__WHAT IS EXPECTED__. Copy the records below line for line without changing a character, leaving out the pictures.

__ROWS__.

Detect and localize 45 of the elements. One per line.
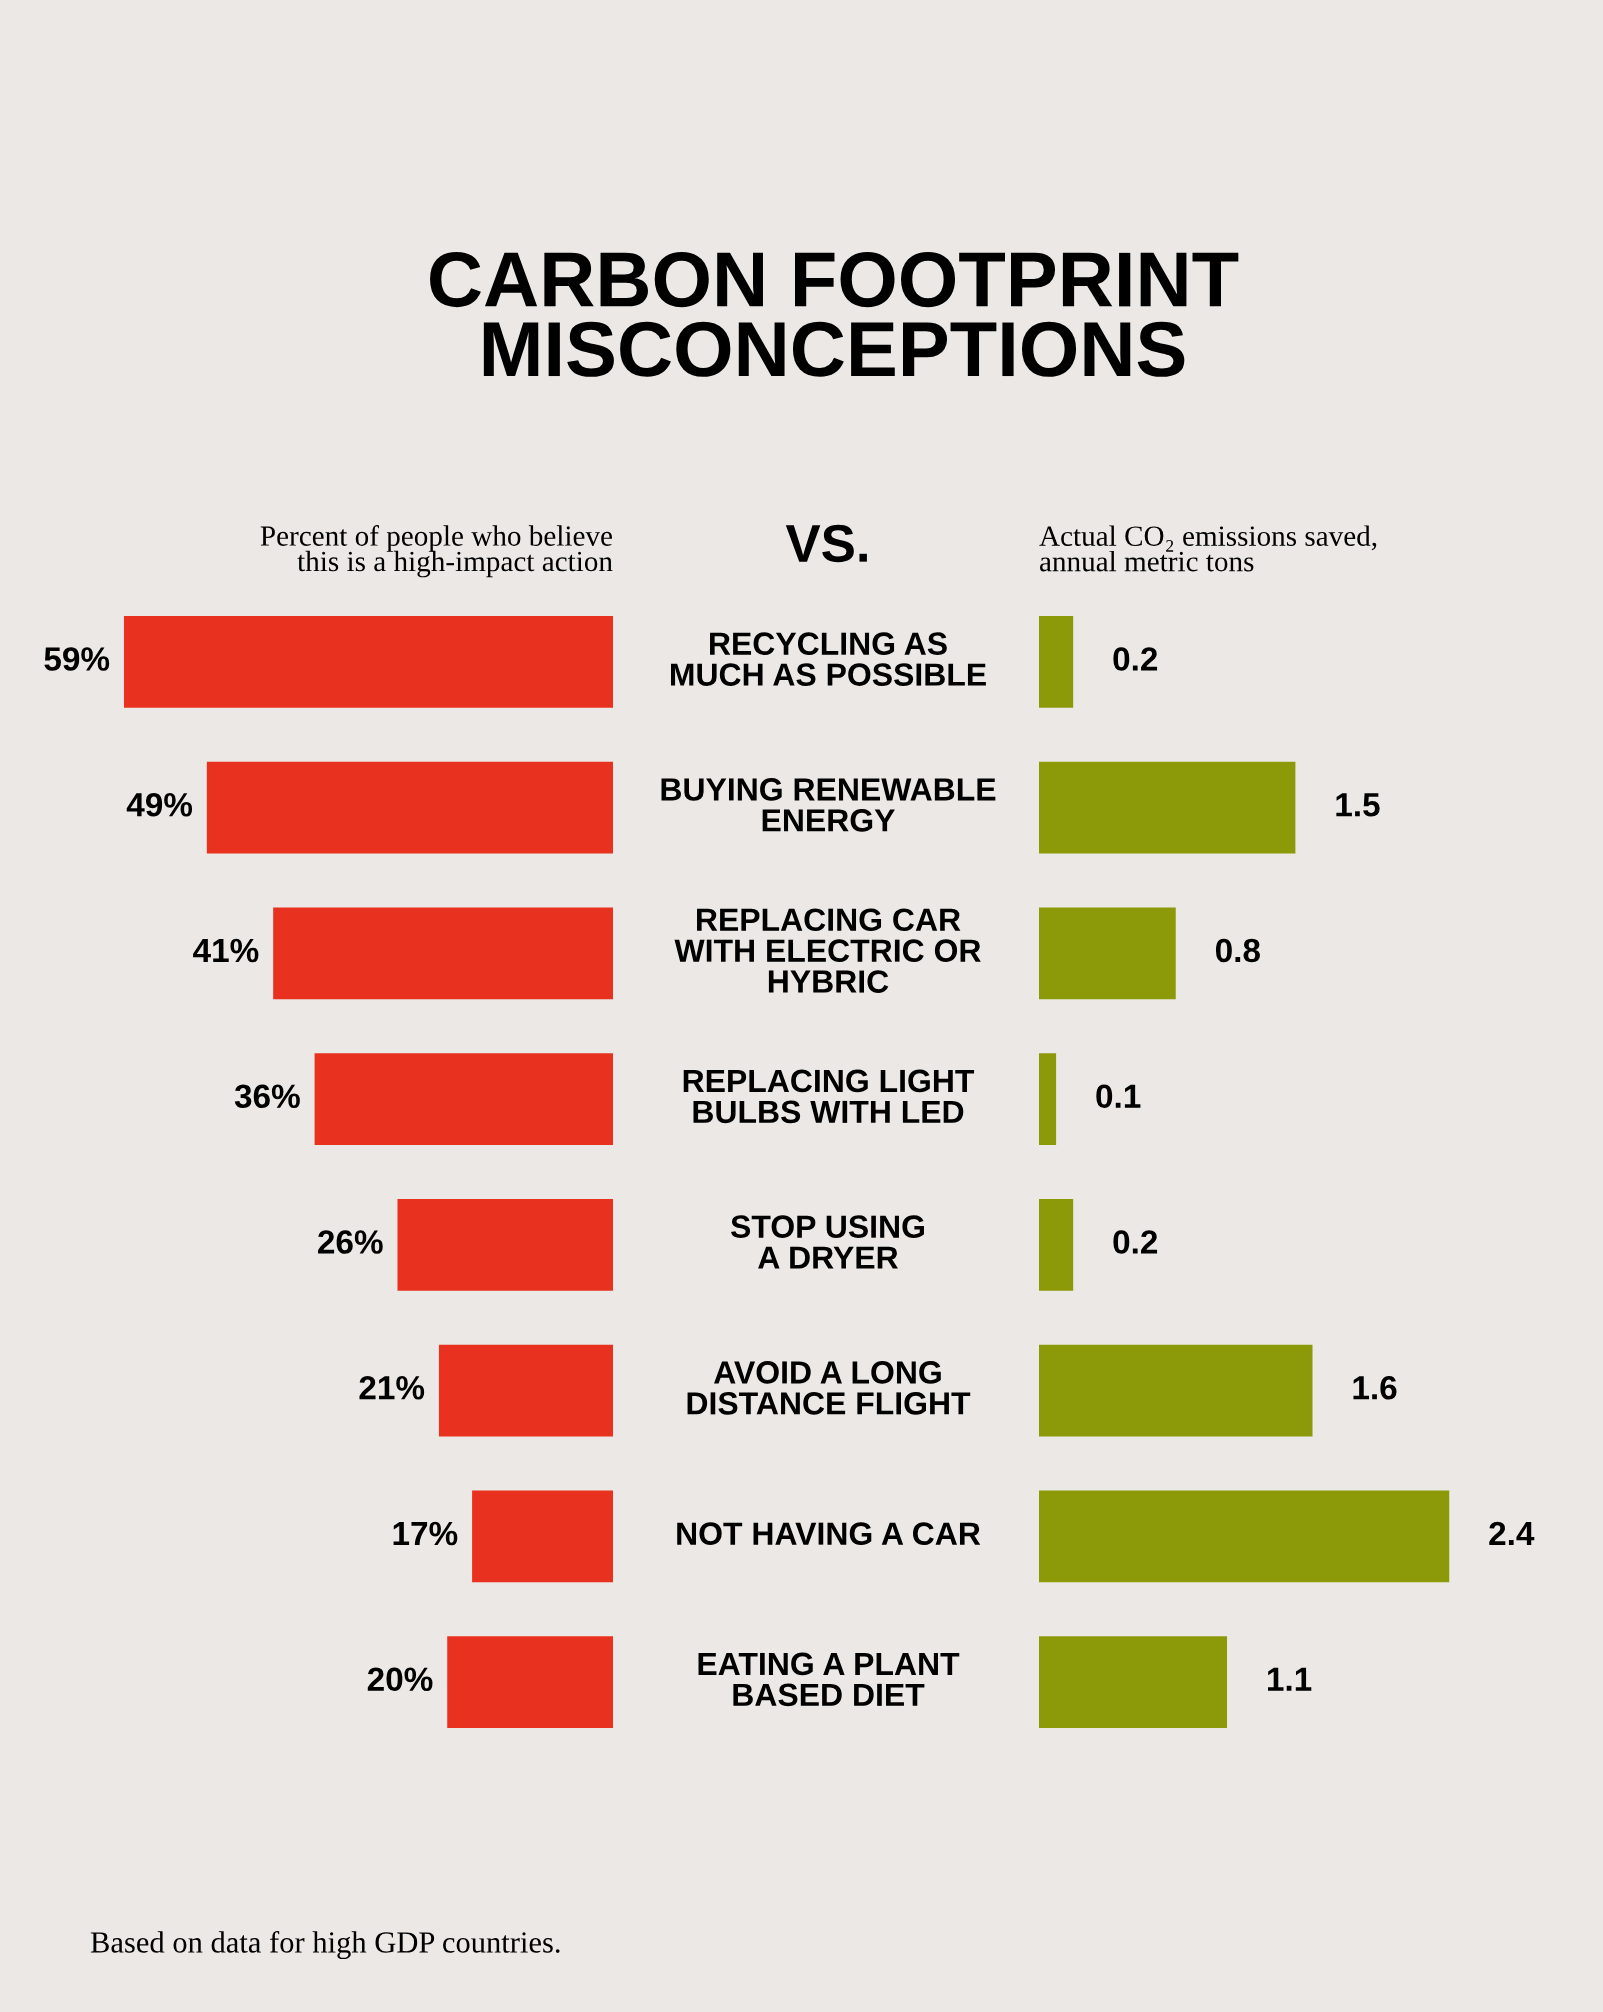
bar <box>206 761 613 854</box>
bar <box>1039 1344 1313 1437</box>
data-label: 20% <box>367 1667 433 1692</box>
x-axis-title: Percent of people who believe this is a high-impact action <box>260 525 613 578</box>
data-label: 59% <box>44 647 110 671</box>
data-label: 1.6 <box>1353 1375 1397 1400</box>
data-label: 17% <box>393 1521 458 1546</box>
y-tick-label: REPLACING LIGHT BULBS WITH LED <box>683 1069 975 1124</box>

__OUTPUT FOR THIS EXERCISE__.
Detect and localize 45 of the elements. One per line.
bar <box>206 761 613 854</box>
bar <box>1039 1344 1313 1437</box>
data-label: 20% <box>367 1667 433 1692</box>
x-axis-title: Percent of people who believe this is a high-impact action <box>260 525 613 578</box>
data-label: 59% <box>44 647 110 671</box>
data-label: 1.6 <box>1353 1375 1397 1400</box>
data-label: 17% <box>393 1521 458 1546</box>
y-tick-label: REPLACING LIGHT BULBS WITH LED <box>683 1069 975 1124</box>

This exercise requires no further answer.